[Document excerpt start]
At the very start of Episode 13 of Carl Sagan's Cosmos "Who Speaks For Earth" this appears:

I call heaven and earth to witness against you this day, that I have set before thee life and death, the blessing and the curse; therefore choose life, that thou mayest live, thou and thy seed.

At the end of the same Episode 13 of Cosmos, but on DVD (relased in 2000), he says something like this:

We can use our technology and wisdom to send us to the stars or self destruct in madness and erase our presence in the Cosmos forever! That choice is up to you!


----------



## GermanCube (Sep 11, 2009)

I still remember how I got to know about this:

At that time I was 9 years old. My best friend was at my house and we were playing around and watching TV. We switched around and saw this plane hitting the first tower. We thought: "What a crappy action movie!" and went to the next channel, same picture. 
After a few moments we realised, something really terrible has happend.
Later that day my mom got home and my teacher called her (on the phone). She was very upset and kind of scared as I remember, like WW3 was going to come. It was a bit strange, but I probably wasn't old enough to understand.

Next day in school some kids were playing with model planes hitting model towers - I guess thats how young people try to deal with the situation . . .​


----------



## 04mucklowd (Sep 11, 2009)

I was in year 4 and my mom was driving me home from school and she said that a plaane has hit the WTC. I didnt know what that was.
And when I got home I remember that there was a huge collom of smoke coming out of the centre of new york.

Also it is my aunts birthday on the 11 september, I dont like her so it is a sad day for both reasons


----------



## shelley (Sep 11, 2009)

I was in 11th grade at the time and taking classes at the University of North Texas. On the way to the first class that morning, I heard rumors going around that the twin towers and the Pentagon had been hit by airplanes and that one of the towers had already collapsed. It seemed so far out that I thought it was a hoax at first. My calculus teacher had some more information though, and we talked about it a bit before he dismissed class early. All classes were cancelled for the rest of the day and we spent the time watching the news on the TVs in the dorm lounge. It was a very surreal, very somber day. I remember feeling for a few days afterward that after the events of that Tuesday, nothing else seemed to matter.


----------



## Kian (Sep 11, 2009)
[Document excerpt end]
[Stored records start]
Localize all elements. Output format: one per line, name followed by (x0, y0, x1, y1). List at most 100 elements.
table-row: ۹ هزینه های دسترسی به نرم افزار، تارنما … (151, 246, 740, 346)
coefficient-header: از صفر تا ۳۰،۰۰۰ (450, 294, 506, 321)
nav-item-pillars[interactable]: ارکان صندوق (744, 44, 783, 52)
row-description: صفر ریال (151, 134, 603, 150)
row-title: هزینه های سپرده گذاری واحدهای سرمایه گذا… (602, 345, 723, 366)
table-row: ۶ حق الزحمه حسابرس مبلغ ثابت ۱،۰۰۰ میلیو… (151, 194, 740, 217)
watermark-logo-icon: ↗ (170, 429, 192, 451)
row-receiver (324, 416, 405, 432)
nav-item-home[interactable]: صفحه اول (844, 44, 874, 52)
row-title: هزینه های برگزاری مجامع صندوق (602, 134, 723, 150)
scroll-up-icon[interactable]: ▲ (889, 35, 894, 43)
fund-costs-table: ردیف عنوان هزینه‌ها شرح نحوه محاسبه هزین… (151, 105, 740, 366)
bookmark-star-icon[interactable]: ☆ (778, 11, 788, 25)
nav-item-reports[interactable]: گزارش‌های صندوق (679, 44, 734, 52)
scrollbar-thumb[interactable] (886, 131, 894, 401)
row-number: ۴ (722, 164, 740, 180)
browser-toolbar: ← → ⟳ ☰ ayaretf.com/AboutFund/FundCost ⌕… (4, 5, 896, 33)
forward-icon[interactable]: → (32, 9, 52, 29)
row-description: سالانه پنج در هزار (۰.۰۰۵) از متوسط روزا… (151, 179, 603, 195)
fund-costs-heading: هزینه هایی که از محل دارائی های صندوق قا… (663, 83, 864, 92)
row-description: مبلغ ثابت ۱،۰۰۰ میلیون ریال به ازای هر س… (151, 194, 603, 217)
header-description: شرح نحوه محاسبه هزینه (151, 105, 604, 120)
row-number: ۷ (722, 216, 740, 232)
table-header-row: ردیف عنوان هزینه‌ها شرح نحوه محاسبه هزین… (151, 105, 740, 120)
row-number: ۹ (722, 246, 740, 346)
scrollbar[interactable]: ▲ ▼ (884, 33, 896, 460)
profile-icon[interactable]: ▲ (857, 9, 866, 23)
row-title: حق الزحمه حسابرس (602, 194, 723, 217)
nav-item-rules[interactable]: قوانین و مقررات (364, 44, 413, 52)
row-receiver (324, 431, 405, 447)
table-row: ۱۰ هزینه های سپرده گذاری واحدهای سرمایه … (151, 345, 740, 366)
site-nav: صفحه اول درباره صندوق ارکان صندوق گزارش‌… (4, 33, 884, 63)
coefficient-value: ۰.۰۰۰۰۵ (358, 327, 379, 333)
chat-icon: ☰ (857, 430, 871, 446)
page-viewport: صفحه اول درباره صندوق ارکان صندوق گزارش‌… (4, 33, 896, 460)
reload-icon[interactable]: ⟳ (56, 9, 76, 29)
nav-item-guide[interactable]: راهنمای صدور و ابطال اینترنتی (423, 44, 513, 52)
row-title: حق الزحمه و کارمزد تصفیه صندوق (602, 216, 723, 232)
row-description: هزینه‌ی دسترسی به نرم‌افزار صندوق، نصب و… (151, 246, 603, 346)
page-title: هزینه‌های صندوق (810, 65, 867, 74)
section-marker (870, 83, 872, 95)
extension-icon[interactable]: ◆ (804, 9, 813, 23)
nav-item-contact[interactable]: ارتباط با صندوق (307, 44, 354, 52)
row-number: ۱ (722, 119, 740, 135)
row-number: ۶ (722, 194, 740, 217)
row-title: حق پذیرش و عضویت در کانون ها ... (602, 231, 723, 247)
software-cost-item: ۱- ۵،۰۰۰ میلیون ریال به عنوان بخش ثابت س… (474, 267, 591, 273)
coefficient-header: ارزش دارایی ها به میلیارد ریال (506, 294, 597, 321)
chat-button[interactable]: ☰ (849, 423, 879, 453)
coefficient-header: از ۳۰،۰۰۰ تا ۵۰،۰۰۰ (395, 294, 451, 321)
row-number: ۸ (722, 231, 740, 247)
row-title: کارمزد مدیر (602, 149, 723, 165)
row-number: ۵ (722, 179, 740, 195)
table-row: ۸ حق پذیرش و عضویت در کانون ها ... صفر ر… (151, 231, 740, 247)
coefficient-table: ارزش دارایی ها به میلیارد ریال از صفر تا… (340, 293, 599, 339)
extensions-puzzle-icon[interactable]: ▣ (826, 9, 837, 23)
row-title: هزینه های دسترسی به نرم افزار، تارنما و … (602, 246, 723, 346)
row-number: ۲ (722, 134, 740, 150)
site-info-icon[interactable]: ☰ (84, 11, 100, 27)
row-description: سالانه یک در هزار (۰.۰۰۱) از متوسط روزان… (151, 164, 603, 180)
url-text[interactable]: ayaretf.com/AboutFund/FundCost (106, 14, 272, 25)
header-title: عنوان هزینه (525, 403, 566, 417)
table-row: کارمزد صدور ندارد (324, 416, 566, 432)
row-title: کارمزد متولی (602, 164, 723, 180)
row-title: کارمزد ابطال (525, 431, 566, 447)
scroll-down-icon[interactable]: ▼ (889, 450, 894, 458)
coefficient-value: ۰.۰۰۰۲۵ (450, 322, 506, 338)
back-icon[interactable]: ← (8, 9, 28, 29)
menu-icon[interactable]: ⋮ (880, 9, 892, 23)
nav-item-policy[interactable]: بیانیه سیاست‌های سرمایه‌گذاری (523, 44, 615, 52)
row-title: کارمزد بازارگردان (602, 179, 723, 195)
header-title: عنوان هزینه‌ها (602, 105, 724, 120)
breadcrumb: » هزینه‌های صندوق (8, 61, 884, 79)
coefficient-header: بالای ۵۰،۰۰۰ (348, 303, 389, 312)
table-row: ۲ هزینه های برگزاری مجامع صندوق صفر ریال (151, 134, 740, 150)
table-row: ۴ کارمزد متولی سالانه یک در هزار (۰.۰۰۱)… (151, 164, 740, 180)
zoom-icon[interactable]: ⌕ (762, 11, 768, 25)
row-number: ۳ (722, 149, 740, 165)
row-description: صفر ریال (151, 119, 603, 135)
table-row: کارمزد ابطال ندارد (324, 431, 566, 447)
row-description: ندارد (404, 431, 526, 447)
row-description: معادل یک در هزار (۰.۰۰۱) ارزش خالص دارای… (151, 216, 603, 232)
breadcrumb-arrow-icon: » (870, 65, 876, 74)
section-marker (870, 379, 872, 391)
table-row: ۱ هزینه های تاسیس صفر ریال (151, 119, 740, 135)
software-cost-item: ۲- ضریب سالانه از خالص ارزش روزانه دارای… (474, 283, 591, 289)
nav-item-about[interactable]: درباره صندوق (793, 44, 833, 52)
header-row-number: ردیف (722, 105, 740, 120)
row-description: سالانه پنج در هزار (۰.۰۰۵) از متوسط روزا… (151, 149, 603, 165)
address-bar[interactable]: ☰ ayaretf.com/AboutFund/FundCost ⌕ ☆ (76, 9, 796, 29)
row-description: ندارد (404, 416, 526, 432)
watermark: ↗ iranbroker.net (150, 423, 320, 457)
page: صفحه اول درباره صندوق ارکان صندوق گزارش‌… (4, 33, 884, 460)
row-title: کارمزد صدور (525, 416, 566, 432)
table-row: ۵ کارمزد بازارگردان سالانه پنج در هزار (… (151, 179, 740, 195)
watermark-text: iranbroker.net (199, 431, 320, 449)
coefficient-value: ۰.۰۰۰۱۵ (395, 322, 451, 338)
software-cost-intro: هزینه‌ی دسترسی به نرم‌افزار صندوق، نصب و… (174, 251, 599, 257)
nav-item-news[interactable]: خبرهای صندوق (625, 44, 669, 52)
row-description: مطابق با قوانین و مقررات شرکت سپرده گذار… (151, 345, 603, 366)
[Stored records end]
__Short task__. Output the passage of the forum thread from "I still remember" to "channel, same picture.", copied word for word.

__Result of the exercise__.
I still remember how I got to know about this:

At that time I was 9 years old. My best friend was at my house and we were playing around and watching TV. We switched around and saw this plane hitting the first tower. We thought: "What a crappy action movie!" and went to the next channel, same picture.